#### Dataset records

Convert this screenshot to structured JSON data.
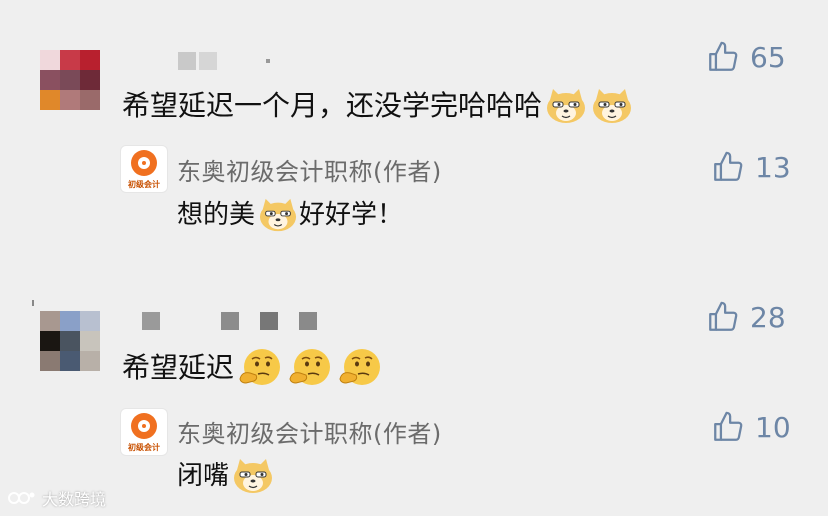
{
  "comments": [
    {
      "text": "希望延迟一个月，还没学完哈哈哈",
      "likes": "65",
      "emoji_count": 2,
      "emoji_icon": "doge-emoji",
      "reply": {
        "author": "东奥初级会计职称(作者)",
        "avatar_label": "初级会计",
        "text_before": "想的美",
        "text_after": "好好学！",
        "emoji_icon": "doge-emoji",
        "likes": "13"
      }
    },
    {
      "text": "希望延迟",
      "likes": "28",
      "emoji_count": 3,
      "emoji_icon": "thinking-face-emoji",
      "reply": {
        "author": "东奥初级会计职称(作者)",
        "avatar_label": "初级会计",
        "text": "闭嘴",
        "emoji_icon": "doge-emoji",
        "likes": "10"
      }
    }
  ],
  "watermark": "大数跨境",
  "colors": {
    "background": "#efefef",
    "like_icon": "#6d86a6",
    "author_name": "#6b6b6b",
    "author_avatar": "#f07020"
  }
}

########

**Written task:**
Leaving the pictures aside, transcribe the entire listing exactly.

**Solution for this task:**
Convert this screenshot to structured JSON data.
{
  "comments": [
    {
      "text": "希望延迟一个月，还没学完哈哈哈",
      "likes": "65",
      "emoji_count": 2,
      "emoji_icon": "doge-emoji",
      "reply": {
        "author": "东奥初级会计职称(作者)",
        "avatar_label": "初级会计",
        "text_before": "想的美",
        "text_after": "好好学！",
        "emoji_icon": "doge-emoji",
        "likes": "13"
      }
    },
    {
      "text": "希望延迟",
      "likes": "28",
      "emoji_count": 3,
      "emoji_icon": "thinking-face-emoji",
      "reply": {
        "author": "东奥初级会计职称(作者)",
        "avatar_label": "初级会计",
        "text": "闭嘴",
        "emoji_icon": "doge-emoji",
        "likes": "10"
      }
    }
  ],
  "watermark": "大数跨境",
  "colors": {
    "background": "#efefef",
    "like_icon": "#6d86a6",
    "author_name": "#6b6b6b",
    "author_avatar": "#f07020"
  }
}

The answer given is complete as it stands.